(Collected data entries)
[start]

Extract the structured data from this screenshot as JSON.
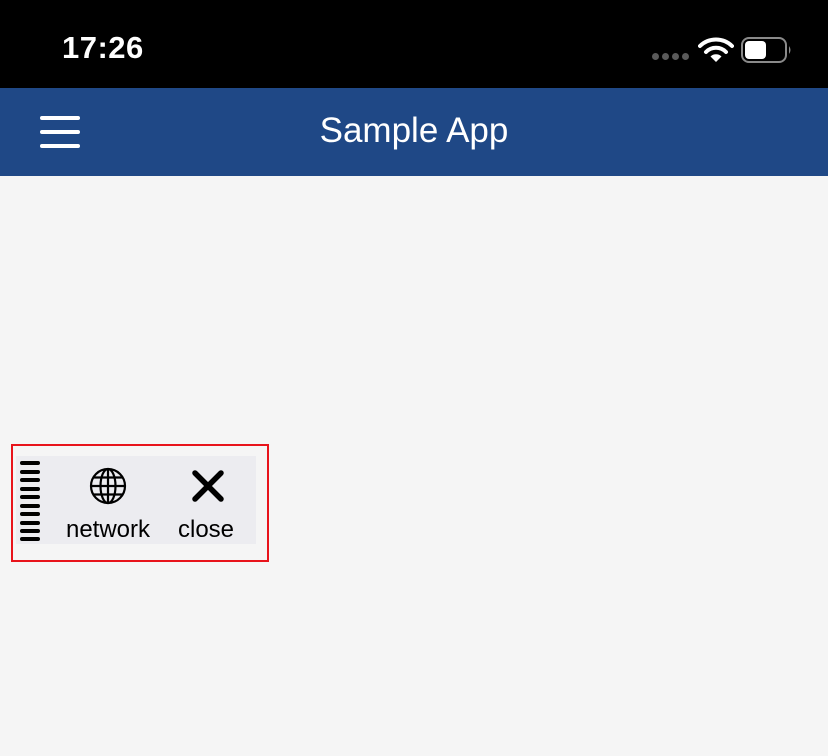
{
  "status_bar": {
    "time": "17:26",
    "icons": [
      "signal-icon",
      "wifi-icon",
      "battery-icon"
    ],
    "battery_level": 0.55
  },
  "nav_bar": {
    "title": "Sample App",
    "menu_icon": "hamburger-menu-icon",
    "background": "#1f4886"
  },
  "floating_toolbar": {
    "handle_icon": "drag-handle-icon",
    "buttons": [
      {
        "label": "network",
        "icon": "globe-icon"
      },
      {
        "label": "close",
        "icon": "close-icon"
      }
    ],
    "highlight_color": "#e8141b"
  }
}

[end]

Task instructions
Print all entries exactly. The images do not belong in the copy.

Solution
Extract the structured data from this screenshot as JSON.
{
  "status_bar": {
    "time": "17:26",
    "icons": [
      "signal-icon",
      "wifi-icon",
      "battery-icon"
    ],
    "battery_level": 0.55
  },
  "nav_bar": {
    "title": "Sample App",
    "menu_icon": "hamburger-menu-icon",
    "background": "#1f4886"
  },
  "floating_toolbar": {
    "handle_icon": "drag-handle-icon",
    "buttons": [
      {
        "label": "network",
        "icon": "globe-icon"
      },
      {
        "label": "close",
        "icon": "close-icon"
      }
    ],
    "highlight_color": "#e8141b"
  }
}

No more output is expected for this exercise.